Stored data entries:
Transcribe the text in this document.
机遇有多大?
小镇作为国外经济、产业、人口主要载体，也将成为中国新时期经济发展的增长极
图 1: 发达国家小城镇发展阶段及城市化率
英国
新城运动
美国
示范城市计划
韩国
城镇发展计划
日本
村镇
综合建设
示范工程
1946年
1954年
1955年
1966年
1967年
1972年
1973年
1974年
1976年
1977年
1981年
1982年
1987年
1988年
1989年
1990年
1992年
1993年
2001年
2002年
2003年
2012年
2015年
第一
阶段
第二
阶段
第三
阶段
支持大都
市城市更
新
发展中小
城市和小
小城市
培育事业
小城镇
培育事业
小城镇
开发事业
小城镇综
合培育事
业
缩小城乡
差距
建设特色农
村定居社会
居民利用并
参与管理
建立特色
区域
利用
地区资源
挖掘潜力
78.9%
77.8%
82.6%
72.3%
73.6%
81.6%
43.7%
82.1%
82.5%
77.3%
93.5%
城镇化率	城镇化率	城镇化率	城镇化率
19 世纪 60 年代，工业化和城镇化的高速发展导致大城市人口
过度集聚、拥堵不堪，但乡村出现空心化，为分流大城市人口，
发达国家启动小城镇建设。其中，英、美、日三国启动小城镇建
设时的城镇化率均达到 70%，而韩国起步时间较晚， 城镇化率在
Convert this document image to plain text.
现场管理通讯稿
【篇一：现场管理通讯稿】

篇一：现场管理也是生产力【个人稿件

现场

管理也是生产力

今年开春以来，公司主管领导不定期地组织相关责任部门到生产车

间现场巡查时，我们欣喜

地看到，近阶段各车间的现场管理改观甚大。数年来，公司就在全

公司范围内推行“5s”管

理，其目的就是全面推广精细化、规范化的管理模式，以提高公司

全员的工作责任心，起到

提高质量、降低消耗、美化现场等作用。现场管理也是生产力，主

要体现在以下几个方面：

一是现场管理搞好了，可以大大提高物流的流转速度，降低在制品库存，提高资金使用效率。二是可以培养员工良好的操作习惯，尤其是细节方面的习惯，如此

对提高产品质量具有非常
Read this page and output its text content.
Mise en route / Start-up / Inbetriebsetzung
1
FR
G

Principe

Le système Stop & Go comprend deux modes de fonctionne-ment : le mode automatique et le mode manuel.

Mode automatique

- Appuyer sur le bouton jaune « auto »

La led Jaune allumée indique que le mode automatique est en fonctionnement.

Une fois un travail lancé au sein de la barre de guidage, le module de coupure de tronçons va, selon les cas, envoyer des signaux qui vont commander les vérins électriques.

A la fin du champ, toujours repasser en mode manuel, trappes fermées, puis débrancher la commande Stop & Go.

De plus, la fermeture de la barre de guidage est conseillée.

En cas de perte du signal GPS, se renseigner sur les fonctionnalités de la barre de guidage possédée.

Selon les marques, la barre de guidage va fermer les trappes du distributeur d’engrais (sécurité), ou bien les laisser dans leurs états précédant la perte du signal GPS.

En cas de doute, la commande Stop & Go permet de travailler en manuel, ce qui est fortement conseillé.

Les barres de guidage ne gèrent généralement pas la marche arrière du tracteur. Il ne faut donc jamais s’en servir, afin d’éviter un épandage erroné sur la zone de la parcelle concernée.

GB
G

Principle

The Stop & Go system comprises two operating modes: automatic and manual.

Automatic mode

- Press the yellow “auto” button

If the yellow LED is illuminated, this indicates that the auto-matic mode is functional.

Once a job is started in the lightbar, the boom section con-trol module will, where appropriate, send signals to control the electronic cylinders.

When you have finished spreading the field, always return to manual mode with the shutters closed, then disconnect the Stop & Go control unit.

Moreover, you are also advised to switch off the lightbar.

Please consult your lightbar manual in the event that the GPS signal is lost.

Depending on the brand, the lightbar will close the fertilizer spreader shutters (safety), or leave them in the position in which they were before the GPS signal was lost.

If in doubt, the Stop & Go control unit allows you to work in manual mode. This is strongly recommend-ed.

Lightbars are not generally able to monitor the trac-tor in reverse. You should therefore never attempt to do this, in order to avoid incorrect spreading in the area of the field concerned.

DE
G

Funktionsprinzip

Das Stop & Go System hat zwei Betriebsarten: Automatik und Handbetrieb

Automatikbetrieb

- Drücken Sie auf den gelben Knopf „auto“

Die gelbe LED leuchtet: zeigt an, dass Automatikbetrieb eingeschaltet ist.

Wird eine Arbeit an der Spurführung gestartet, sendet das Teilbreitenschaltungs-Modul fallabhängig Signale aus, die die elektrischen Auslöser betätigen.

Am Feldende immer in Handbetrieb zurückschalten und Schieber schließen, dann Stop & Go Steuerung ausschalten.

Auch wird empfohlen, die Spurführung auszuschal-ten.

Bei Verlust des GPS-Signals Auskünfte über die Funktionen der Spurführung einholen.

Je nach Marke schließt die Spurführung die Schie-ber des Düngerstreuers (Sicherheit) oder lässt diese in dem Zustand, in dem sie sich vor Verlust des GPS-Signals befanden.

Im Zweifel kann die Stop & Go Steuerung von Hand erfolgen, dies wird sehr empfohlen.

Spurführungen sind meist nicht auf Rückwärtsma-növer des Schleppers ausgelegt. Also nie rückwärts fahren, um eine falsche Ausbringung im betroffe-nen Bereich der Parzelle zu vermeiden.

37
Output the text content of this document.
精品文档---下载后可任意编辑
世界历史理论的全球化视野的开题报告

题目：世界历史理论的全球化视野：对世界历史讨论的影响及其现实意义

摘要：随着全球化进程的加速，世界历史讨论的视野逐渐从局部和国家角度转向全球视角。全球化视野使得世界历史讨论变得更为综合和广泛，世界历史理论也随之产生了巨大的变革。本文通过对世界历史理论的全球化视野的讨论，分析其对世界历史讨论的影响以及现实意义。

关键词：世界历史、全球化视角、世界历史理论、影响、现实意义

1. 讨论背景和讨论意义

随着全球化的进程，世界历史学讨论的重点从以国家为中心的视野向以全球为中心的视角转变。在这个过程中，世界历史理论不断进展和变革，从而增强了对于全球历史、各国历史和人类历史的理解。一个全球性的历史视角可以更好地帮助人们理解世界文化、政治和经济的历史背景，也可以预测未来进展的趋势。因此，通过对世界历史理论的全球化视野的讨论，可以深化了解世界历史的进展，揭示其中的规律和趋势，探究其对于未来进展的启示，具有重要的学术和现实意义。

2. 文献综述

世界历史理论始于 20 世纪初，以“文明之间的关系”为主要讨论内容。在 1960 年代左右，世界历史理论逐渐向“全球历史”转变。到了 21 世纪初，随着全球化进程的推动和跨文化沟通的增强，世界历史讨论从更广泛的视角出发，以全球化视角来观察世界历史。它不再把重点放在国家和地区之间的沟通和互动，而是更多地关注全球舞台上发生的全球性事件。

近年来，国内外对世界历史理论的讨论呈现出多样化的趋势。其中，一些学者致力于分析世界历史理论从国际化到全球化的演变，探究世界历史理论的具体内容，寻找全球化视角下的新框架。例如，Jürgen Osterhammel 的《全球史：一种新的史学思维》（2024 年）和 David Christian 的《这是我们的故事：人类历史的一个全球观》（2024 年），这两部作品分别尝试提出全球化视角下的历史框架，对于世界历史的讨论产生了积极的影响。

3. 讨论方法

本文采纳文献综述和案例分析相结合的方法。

Given task:
Give back all the data exactly as written.

Exercise answer:
Transcribe the text in this document.
机遇有多大?
小镇作为国外经济、产业、人口主要载体，也将成为中国新时期经济发展的增长极
图 1: 发达国家小城镇发展阶段及城市化率
英国
新城运动
美国
示范城市计划
韩国
城镇发展计划
日本
村镇
综合建设
示范工程
1946年
1954年
1955年
1966年
1967年
1972年
1973年
1974年
1976年
1977年
1981年
1982年
1987年
1988年
1989年
1990年
1992年
1993年
2001年
2002年
2003年
2012年
2015年
第一
阶段
第二
阶段
第三
阶段
支持大都
市城市更
新
发展中小
城市和小
小城市
培育事业
小城镇
培育事业
小城镇
开发事业
小城镇综
合培育事
业
缩小城乡
差距
建设特色农
村定居社会
居民利用并
参与管理
建立特色
区域
利用
地区资源
挖掘潜力
78.9%
77.8%
82.6%
72.3%
73.6%
81.6%
43.7%
82.1%
82.5%
77.3%
93.5%
城镇化率	城镇化率	城镇化率	城镇化率
19 世纪 60 年代，工业化和城镇化的高速发展导致大城市人口
过度集聚、拥堵不堪，但乡村出现空心化，为分流大城市人口，
发达国家启动小城镇建设。其中，英、美、日三国启动小城镇建
设时的城镇化率均达到 70%，而韩国起步时间较晚， 城镇化率在
Convert this document image to plain text.
现场管理通讯稿
【篇一：现场管理通讯稿】

篇一：现场管理也是生产力【个人稿件

现场

管理也是生产力

今年开春以来，公司主管领导不定期地组织相关责任部门到生产车

间现场巡查时，我们欣喜

地看到，近阶段各车间的现场管理改观甚大。数年来，公司就在全

公司范围内推行“5s”管

理，其目的就是全面推广精细化、规范化的管理模式，以提高公司

全员的工作责任心，起到

提高质量、降低消耗、美化现场等作用。现场管理也是生产力，主

要体现在以下几个方面：

一是现场管理搞好了，可以大大提高物流的流转速度，降低在制品库存，提高资金使用效率。二是可以培养员工良好的操作习惯，尤其是细节方面的习惯，如此

对提高产品质量具有非常
Read this page and output its text content.
Mise en route / Start-up / Inbetriebsetzung
1
FR
G

Principe

Le système Stop & Go comprend deux modes de fonctionne-ment : le mode automatique et le mode manuel.

Mode automatique

- Appuyer sur le bouton jaune « auto »

La led Jaune allumée indique que le mode automatique est en fonctionnement.

Une fois un travail lancé au sein de la barre de guidage, le module de coupure de tronçons va, selon les cas, envoyer des signaux qui vont commander les vérins électriques.

A la fin du champ, toujours repasser en mode manuel, trappes fermées, puis débrancher la commande Stop & Go.

De plus, la fermeture de la barre de guidage est conseillée.

En cas de perte du signal GPS, se renseigner sur les fonctionnalités de la barre de guidage possédée.

Selon les marques, la barre de guidage va fermer les trappes du distributeur d’engrais (sécurité), ou bien les laisser dans leurs états précédant la perte du signal GPS.

En cas de doute, la commande Stop & Go permet de travailler en manuel, ce qui est fortement conseillé.

Les barres de guidage ne gèrent généralement pas la marche arrière du tracteur. Il ne faut donc jamais s’en servir, afin d’éviter un épandage erroné sur la zone de la parcelle concernée.

GB
G

Principle

The Stop & Go system comprises two operating modes: automatic and manual.

Automatic mode

- Press the yellow “auto” button

If the yellow LED is illuminated, this indicates that the auto-matic mode is functional.

Once a job is started in the lightbar, the boom section con-trol module will, where appropriate, send signals to control the electronic cylinders.

When you have finished spreading the field, always return to manual mode with the shutters closed, then disconnect the Stop & Go control unit.

Moreover, you are also advised to switch off the lightbar.

Please consult your lightbar manual in the event that the GPS signal is lost.

Depending on the brand, the lightbar will close the fertilizer spreader shutters (safety), or leave them in the position in which they were before the GPS signal was lost.

If in doubt, the Stop & Go control unit allows you to work in manual mode. This is strongly recommend-ed.

Lightbars are not generally able to monitor the trac-tor in reverse. You should therefore never attempt to do this, in order to avoid incorrect spreading in the area of the field concerned.

DE
G

Funktionsprinzip

Das Stop & Go System hat zwei Betriebsarten: Automatik und Handbetrieb

Automatikbetrieb

- Drücken Sie auf den gelben Knopf „auto“

Die gelbe LED leuchtet: zeigt an, dass Automatikbetrieb eingeschaltet ist.

Wird eine Arbeit an der Spurführung gestartet, sendet das Teilbreitenschaltungs-Modul fallabhängig Signale aus, die die elektrischen Auslöser betätigen.

Am Feldende immer in Handbetrieb zurückschalten und Schieber schließen, dann Stop & Go Steuerung ausschalten.

Auch wird empfohlen, die Spurführung auszuschal-ten.

Bei Verlust des GPS-Signals Auskünfte über die Funktionen der Spurführung einholen.

Je nach Marke schließt die Spurführung die Schie-ber des Düngerstreuers (Sicherheit) oder lässt diese in dem Zustand, in dem sie sich vor Verlust des GPS-Signals befanden.

Im Zweifel kann die Stop & Go Steuerung von Hand erfolgen, dies wird sehr empfohlen.

Spurführungen sind meist nicht auf Rückwärtsma-növer des Schleppers ausgelegt. Also nie rückwärts fahren, um eine falsche Ausbringung im betroffe-nen Bereich der Parzelle zu vermeiden.

37
Output the text content of this document.
精品文档---下载后可任意编辑
世界历史理论的全球化视野的开题报告

题目：世界历史理论的全球化视野：对世界历史讨论的影响及其现实意义

摘要：随着全球化进程的加速，世界历史讨论的视野逐渐从局部和国家角度转向全球视角。全球化视野使得世界历史讨论变得更为综合和广泛，世界历史理论也随之产生了巨大的变革。本文通过对世界历史理论的全球化视野的讨论，分析其对世界历史讨论的影响以及现实意义。

关键词：世界历史、全球化视角、世界历史理论、影响、现实意义

1. 讨论背景和讨论意义

随着全球化的进程，世界历史学讨论的重点从以国家为中心的视野向以全球为中心的视角转变。在这个过程中，世界历史理论不断进展和变革，从而增强了对于全球历史、各国历史和人类历史的理解。一个全球性的历史视角可以更好地帮助人们理解世界文化、政治和经济的历史背景，也可以预测未来进展的趋势。因此，通过对世界历史理论的全球化视野的讨论，可以深化了解世界历史的进展，揭示其中的规律和趋势，探究其对于未来进展的启示，具有重要的学术和现实意义。

2. 文献综述

世界历史理论始于 20 世纪初，以“文明之间的关系”为主要讨论内容。在 1960 年代左右，世界历史理论逐渐向“全球历史”转变。到了 21 世纪初，随着全球化进程的推动和跨文化沟通的增强，世界历史讨论从更广泛的视角出发，以全球化视角来观察世界历史。它不再把重点放在国家和地区之间的沟通和互动，而是更多地关注全球舞台上发生的全球性事件。

近年来，国内外对世界历史理论的讨论呈现出多样化的趋势。其中，一些学者致力于分析世界历史理论从国际化到全球化的演变，探究世界历史理论的具体内容，寻找全球化视角下的新框架。例如，Jürgen Osterhammel 的《全球史：一种新的史学思维》（2024 年）和 David Christian 的《这是我们的故事：人类历史的一个全球观》（2024 年），这两部作品分别尝试提出全球化视角下的历史框架，对于世界历史的讨论产生了积极的影响。

3. 讨论方法

本文采纳文献综述和案例分析相结合的方法。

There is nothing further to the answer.